[Data items]

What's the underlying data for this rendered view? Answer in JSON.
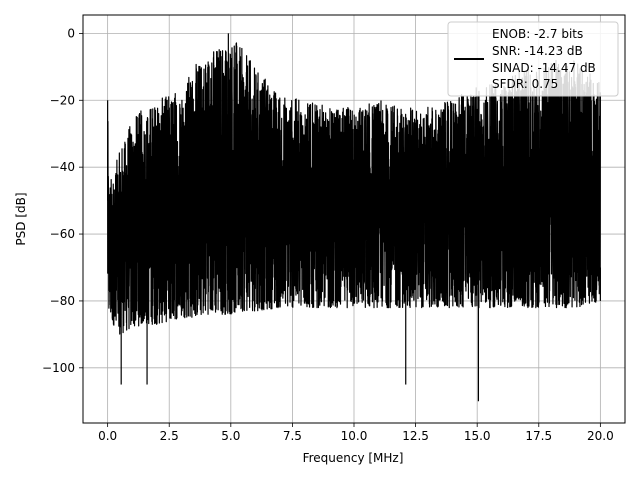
{
  "chart_data": {
    "type": "line",
    "title": "",
    "xlabel": "Frequency [MHz]",
    "ylabel": "PSD [dB]",
    "xlim": [
      -1.0,
      21.0
    ],
    "ylim": [
      -116.5,
      5.5
    ],
    "x_ticks": [
      0.0,
      2.5,
      5.0,
      7.5,
      10.0,
      12.5,
      15.0,
      17.5,
      20.0
    ],
    "x_tick_labels": [
      "0.0",
      "2.5",
      "5.0",
      "7.5",
      "10.0",
      "12.5",
      "15.0",
      "17.5",
      "20.0"
    ],
    "y_ticks": [
      0,
      -20,
      -40,
      -60,
      -80,
      -100
    ],
    "y_tick_labels": [
      "0",
      "−20",
      "−40",
      "−60",
      "−80",
      "−100"
    ],
    "grid": true,
    "legend_position": "top-right",
    "legend": {
      "lines": [
        "ENOB: -2.7 bits",
        "SNR: -14.23 dB",
        "SINAD: -14.47 dB",
        "SFDR: 0.75"
      ]
    },
    "series_color": "#000000",
    "envelope": {
      "x": [
        0.0,
        0.05,
        0.5,
        1.0,
        1.5,
        2.0,
        2.5,
        3.0,
        3.5,
        4.0,
        4.5,
        5.0,
        5.5,
        6.0,
        7.0,
        8.0,
        9.0,
        10.0,
        11.0,
        12.0,
        13.0,
        14.0,
        15.0,
        16.0,
        17.0,
        18.0,
        19.0,
        20.0
      ],
      "upper": [
        -20,
        -45,
        -35,
        -25,
        -22,
        -20,
        -18,
        -15,
        -10,
        -5,
        -3,
        0,
        -5,
        -10,
        -18,
        -20,
        -22,
        -22,
        -20,
        -22,
        -22,
        -20,
        -15,
        -15,
        -10,
        -8,
        -8,
        -15
      ],
      "lower": [
        -80,
        -85,
        -90,
        -88,
        -87,
        -87,
        -86,
        -85,
        -85,
        -84,
        -84,
        -84,
        -83,
        -83,
        -82,
        -82,
        -82,
        -82,
        -82,
        -82,
        -82,
        -82,
        -82,
        -82,
        -82,
        -82,
        -82,
        -80
      ]
    },
    "notable_points": [
      {
        "x": 0.0,
        "y": -20
      },
      {
        "x": 4.9,
        "y": 0
      },
      {
        "x": 0.55,
        "y": -105
      },
      {
        "x": 1.6,
        "y": -105
      },
      {
        "x": 12.1,
        "y": -105
      },
      {
        "x": 15.05,
        "y": -110
      },
      {
        "x": 20.0,
        "y": -80
      }
    ]
  }
}
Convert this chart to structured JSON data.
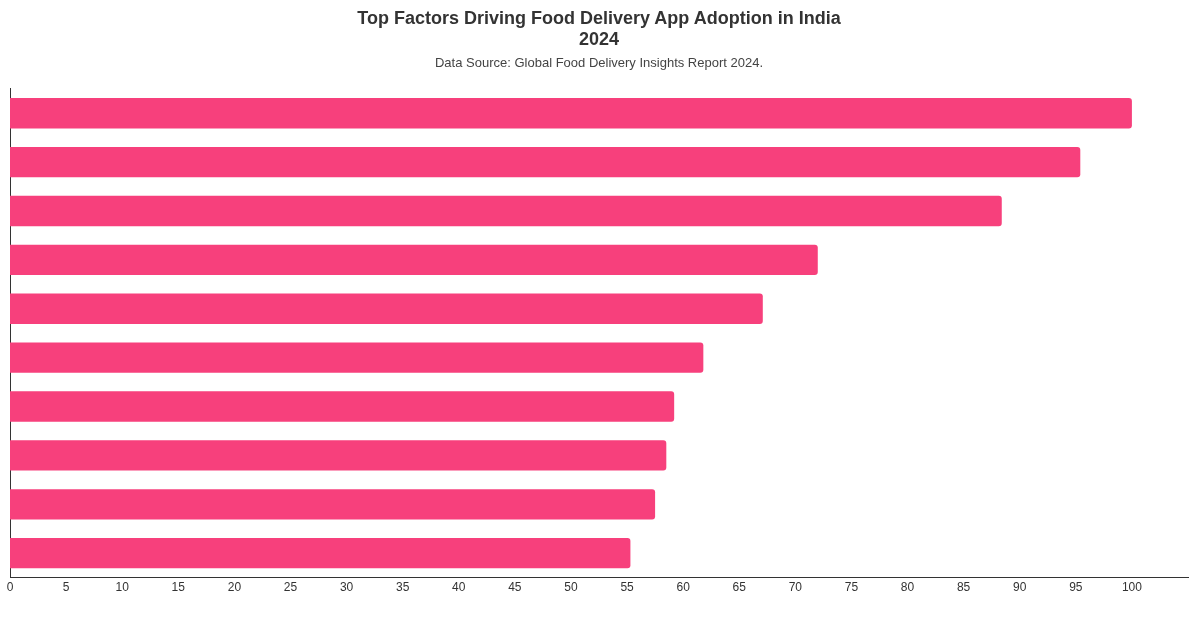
{
  "chart_data": {
    "type": "bar",
    "orientation": "horizontal",
    "title": "Top Factors Driving Food Delivery App Adoption in India\n2024",
    "subtitle": "Data Source: Global Food Delivery Insights Report 2024.",
    "categories": [
      null,
      null,
      null,
      null,
      null,
      null,
      null,
      null,
      null,
      null
    ],
    "values": [
      100,
      95.4,
      88.4,
      72,
      67.1,
      61.8,
      59.2,
      58.5,
      57.5,
      55.3
    ],
    "color": "#f7407c",
    "xlim": [
      0,
      105
    ],
    "xticks": [
      0,
      5,
      10,
      15,
      20,
      25,
      30,
      35,
      40,
      45,
      50,
      55,
      60,
      65,
      70,
      75,
      80,
      85,
      90,
      95,
      100
    ],
    "grid": false,
    "legend": false
  }
}
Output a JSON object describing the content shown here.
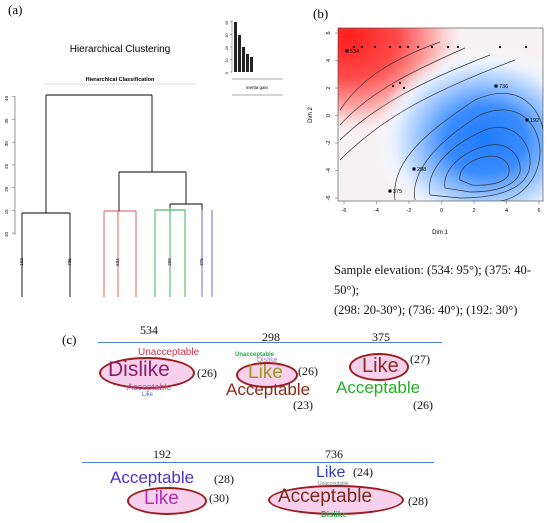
{
  "panel_a": {
    "label": "(a)",
    "title": "Hierarchical Clustering",
    "subtitle": "Hierarchical Classification",
    "inertia_label": "inertia gain",
    "y_ticks": [
      "10",
      "15",
      "20",
      "25",
      "30",
      "35",
      "40"
    ],
    "inertia_ticks": [
      "0",
      "10",
      "20",
      "30",
      "40"
    ],
    "leaves": [
      "192",
      "736",
      "534",
      "298",
      "375"
    ],
    "colors": {
      "black": "#000000",
      "red": "#e05050",
      "green": "#2aa84a",
      "blue": "#6a5acd"
    }
  },
  "panel_b": {
    "label": "(b)",
    "xlabel": "Dim 1",
    "ylabel": "Dim 2",
    "x_ticks": [
      "-6",
      "-4",
      "-2",
      "0",
      "2",
      "4",
      "6"
    ],
    "y_ticks": [
      "6",
      "4",
      "2",
      "0",
      "-2",
      "-4",
      "-6"
    ],
    "points": [
      "534",
      "736",
      "192",
      "298",
      "375"
    ],
    "colors": {
      "hot": "#ff2a2a",
      "cold": "#1e7bff"
    }
  },
  "caption_b": {
    "line1": "Sample elevation: (534: 95°); (375: 40-50°);",
    "line2": "(298: 20-30°); (736: 40°); (192: 30°)"
  },
  "panel_c": {
    "label": "(c)",
    "groups": [
      {
        "id": "534",
        "words": [
          {
            "text": "Unacceptable",
            "color": "#d0344a"
          },
          {
            "text": "Dislike",
            "color": "#8a1f6a",
            "count": "(26)"
          },
          {
            "text": "Acceptable",
            "color": "#b54a9a"
          },
          {
            "text": "Like",
            "color": "#4a5de0"
          }
        ]
      },
      {
        "id": "298",
        "words": [
          {
            "text": "Unacceptable",
            "color": "#2aa84a"
          },
          {
            "text": "Dislike",
            "color": "#9b7bd0"
          },
          {
            "text": "Like",
            "color": "#9a9a20",
            "count": "(26)"
          },
          {
            "text": "Acceptable",
            "color": "#8a2a1a",
            "count": "(23)"
          }
        ]
      },
      {
        "id": "375",
        "words": [
          {
            "text": "Unacceptable",
            "color": "#c05050"
          },
          {
            "text": "Like",
            "color": "#8a2a2a",
            "count": "(27)"
          },
          {
            "text": "Acceptable",
            "color": "#22b022",
            "count": "(26)"
          }
        ]
      },
      {
        "id": "192",
        "words": [
          {
            "text": "Acceptable",
            "color": "#5030c8",
            "count": "(28)"
          },
          {
            "text": "Like",
            "color": "#b030b0",
            "count": "(30)"
          }
        ]
      },
      {
        "id": "736",
        "words": [
          {
            "text": "Like",
            "color": "#3040c0",
            "count": "(24)"
          },
          {
            "text": "Unacceptable",
            "color": "#7a7a7a"
          },
          {
            "text": "Acceptable",
            "color": "#7a2a1a",
            "count": "(28)"
          },
          {
            "text": "Dislike",
            "color": "#2aa84a"
          }
        ]
      }
    ]
  }
}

(Task) Transcribe all of the entries word for word, but skip any pictures they contain.

(Full output)
What's the underlying data for this rendered view? Answer in JSON.
{
  "chart_data": {
    "type": "line",
    "title": "",
    "xlabel": "Frequency [MHz]",
    "ylabel": "PSD [dB]",
    "xlim": [
      -1.0,
      21.0
    ],
    "ylim": [
      -116.5,
      5.5
    ],
    "x_ticks": [
      0.0,
      2.5,
      5.0,
      7.5,
      10.0,
      12.5,
      15.0,
      17.5,
      20.0
    ],
    "x_tick_labels": [
      "0.0",
      "2.5",
      "5.0",
      "7.5",
      "10.0",
      "12.5",
      "15.0",
      "17.5",
      "20.0"
    ],
    "y_ticks": [
      0,
      -20,
      -40,
      -60,
      -80,
      -100
    ],
    "y_tick_labels": [
      "0",
      "−20",
      "−40",
      "−60",
      "−80",
      "−100"
    ],
    "grid": true,
    "legend_position": "top-right",
    "legend": {
      "lines": [
        "ENOB: -2.7 bits",
        "SNR: -14.23 dB",
        "SINAD: -14.47 dB",
        "SFDR: 0.75"
      ]
    },
    "series_color": "#000000",
    "envelope": {
      "x": [
        0.0,
        0.05,
        0.5,
        1.0,
        1.5,
        2.0,
        2.5,
        3.0,
        3.5,
        4.0,
        4.5,
        5.0,
        5.5,
        6.0,
        7.0,
        8.0,
        9.0,
        10.0,
        11.0,
        12.0,
        13.0,
        14.0,
        15.0,
        16.0,
        17.0,
        18.0,
        19.0,
        20.0
      ],
      "upper": [
        -20,
        -45,
        -35,
        -25,
        -22,
        -20,
        -18,
        -15,
        -10,
        -5,
        -3,
        0,
        -5,
        -10,
        -18,
        -20,
        -22,
        -22,
        -20,
        -22,
        -22,
        -20,
        -15,
        -15,
        -10,
        -8,
        -8,
        -15
      ],
      "lower": [
        -80,
        -85,
        -90,
        -88,
        -87,
        -87,
        -86,
        -85,
        -85,
        -84,
        -84,
        -84,
        -83,
        -83,
        -82,
        -82,
        -82,
        -82,
        -82,
        -82,
        -82,
        -82,
        -82,
        -82,
        -82,
        -82,
        -82,
        -80
      ]
    },
    "notable_points": [
      {
        "x": 0.0,
        "y": -20
      },
      {
        "x": 4.9,
        "y": 0
      },
      {
        "x": 0.55,
        "y": -105
      },
      {
        "x": 1.6,
        "y": -105
      },
      {
        "x": 12.1,
        "y": -105
      },
      {
        "x": 15.05,
        "y": -110
      },
      {
        "x": 20.0,
        "y": -80
      }
    ]
  }
}
Convert this chart to structured JSON data.
{
  "chart_data": {
    "type": "bar",
    "orientation": "horizontal",
    "title": "Top Factors Driving Food Delivery App Adoption in India\n2024",
    "subtitle": "Data Source: Global Food Delivery Insights Report 2024.",
    "categories": [
      null,
      null,
      null,
      null,
      null,
      null,
      null,
      null,
      null,
      null
    ],
    "values": [
      100,
      95.4,
      88.4,
      72,
      67.1,
      61.8,
      59.2,
      58.5,
      57.5,
      55.3
    ],
    "color": "#f7407c",
    "xlim": [
      0,
      105
    ],
    "xticks": [
      0,
      5,
      10,
      15,
      20,
      25,
      30,
      35,
      40,
      45,
      50,
      55,
      60,
      65,
      70,
      75,
      80,
      85,
      90,
      95,
      100
    ],
    "grid": false,
    "legend": false
  }
}
Output a JSON object describing the content shown here.
{
  "panel_a": {
    "label": "(a)",
    "title": "Hierarchical Clustering",
    "subtitle": "Hierarchical Classification",
    "inertia_label": "inertia gain",
    "y_ticks": [
      "10",
      "15",
      "20",
      "25",
      "30",
      "35",
      "40"
    ],
    "inertia_ticks": [
      "0",
      "10",
      "20",
      "30",
      "40"
    ],
    "leaves": [
      "192",
      "736",
      "534",
      "298",
      "375"
    ],
    "colors": {
      "black": "#000000",
      "red": "#e05050",
      "green": "#2aa84a",
      "blue": "#6a5acd"
    }
  },
  "panel_b": {
    "label": "(b)",
    "xlabel": "Dim 1",
    "ylabel": "Dim 2",
    "x_ticks": [
      "-6",
      "-4",
      "-2",
      "0",
      "2",
      "4",
      "6"
    ],
    "y_ticks": [
      "6",
      "4",
      "2",
      "0",
      "-2",
      "-4",
      "-6"
    ],
    "points": [
      "534",
      "736",
      "192",
      "298",
      "375"
    ],
    "colors": {
      "hot": "#ff2a2a",
      "cold": "#1e7bff"
    }
  },
  "caption_b": {
    "line1": "Sample elevation: (534: 95°); (375: 40-50°);",
    "line2": "(298: 20-30°); (736: 40°); (192: 30°)"
  },
  "panel_c": {
    "label": "(c)",
    "groups": [
      {
        "id": "534",
        "words": [
          {
            "text": "Unacceptable",
            "color": "#d0344a"
          },
          {
            "text": "Dislike",
            "color": "#8a1f6a",
            "count": "(26)"
          },
          {
            "text": "Acceptable",
            "color": "#b54a9a"
          },
          {
            "text": "Like",
            "color": "#4a5de0"
          }
        ]
      },
      {
        "id": "298",
        "words": [
          {
            "text": "Unacceptable",
            "color": "#2aa84a"
          },
          {
            "text": "Dislike",
            "color": "#9b7bd0"
          },
          {
            "text": "Like",
            "color": "#9a9a20",
            "count": "(26)"
          },
          {
            "text": "Acceptable",
            "color": "#8a2a1a",
            "count": "(23)"
          }
        ]
      },
      {
        "id": "375",
        "words": [
          {
            "text": "Unacceptable",
            "color": "#c05050"
          },
          {
            "text": "Like",
            "color": "#8a2a2a",
            "count": "(27)"
          },
          {
            "text": "Acceptable",
            "color": "#22b022",
            "count": "(26)"
          }
        ]
      },
      {
        "id": "192",
        "words": [
          {
            "text": "Acceptable",
            "color": "#5030c8",
            "count": "(28)"
          },
          {
            "text": "Like",
            "color": "#b030b0",
            "count": "(30)"
          }
        ]
      },
      {
        "id": "736",
        "words": [
          {
            "text": "Like",
            "color": "#3040c0",
            "count": "(24)"
          },
          {
            "text": "Unacceptable",
            "color": "#7a7a7a"
          },
          {
            "text": "Acceptable",
            "color": "#7a2a1a",
            "count": "(28)"
          },
          {
            "text": "Dislike",
            "color": "#2aa84a"
          }
        ]
      }
    ]
  }
}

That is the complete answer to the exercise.